Required task: Reproduce the listing below without any change.
───── Records for this exercise
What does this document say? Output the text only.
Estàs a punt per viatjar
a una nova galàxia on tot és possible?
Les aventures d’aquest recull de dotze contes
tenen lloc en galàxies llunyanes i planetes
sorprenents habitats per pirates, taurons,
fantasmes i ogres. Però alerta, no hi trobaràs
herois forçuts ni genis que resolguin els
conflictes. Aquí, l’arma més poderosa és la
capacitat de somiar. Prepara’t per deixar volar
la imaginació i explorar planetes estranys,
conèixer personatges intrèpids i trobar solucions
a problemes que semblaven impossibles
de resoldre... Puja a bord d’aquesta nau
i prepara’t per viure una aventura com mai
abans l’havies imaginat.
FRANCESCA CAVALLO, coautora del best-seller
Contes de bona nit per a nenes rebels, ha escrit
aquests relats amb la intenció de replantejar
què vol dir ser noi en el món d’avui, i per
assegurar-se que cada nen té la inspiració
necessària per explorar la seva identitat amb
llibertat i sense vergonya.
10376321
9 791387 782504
──────────
Answer to the task:
What does this document say? Output the text only.
Estàs a punt per viatjar
a una nova galàxia on tot és possible?
Les aventures d’aquest recull de dotze contes
tenen lloc en galàxies llunyanes i planetes
sorprenents habitats per pirates, taurons,
fantasmes i ogres. Però alerta, no hi trobaràs
herois forçuts ni genis que resolguin els
conflictes. Aquí, l’arma més poderosa és la
capacitat de somiar. Prepara’t per deixar volar
la imaginació i explorar planetes estranys,
conèixer personatges intrèpids i trobar solucions
a problemes que semblaven impossibles
de resoldre... Puja a bord d’aquesta nau
i prepara’t per viure una aventura com mai
abans l’havies imaginat.
FRANCESCA CAVALLO, coautora del best-seller
Contes de bona nit per a nenes rebels, ha escrit
aquests relats amb la intenció de replantejar
què vol dir ser noi en el món d’avui, i per
assegurar-se que cada nen té la inspiració
necessària per explorar la seva identitat amb
llibertat i sense vergonya.
10376321
9 791387 782504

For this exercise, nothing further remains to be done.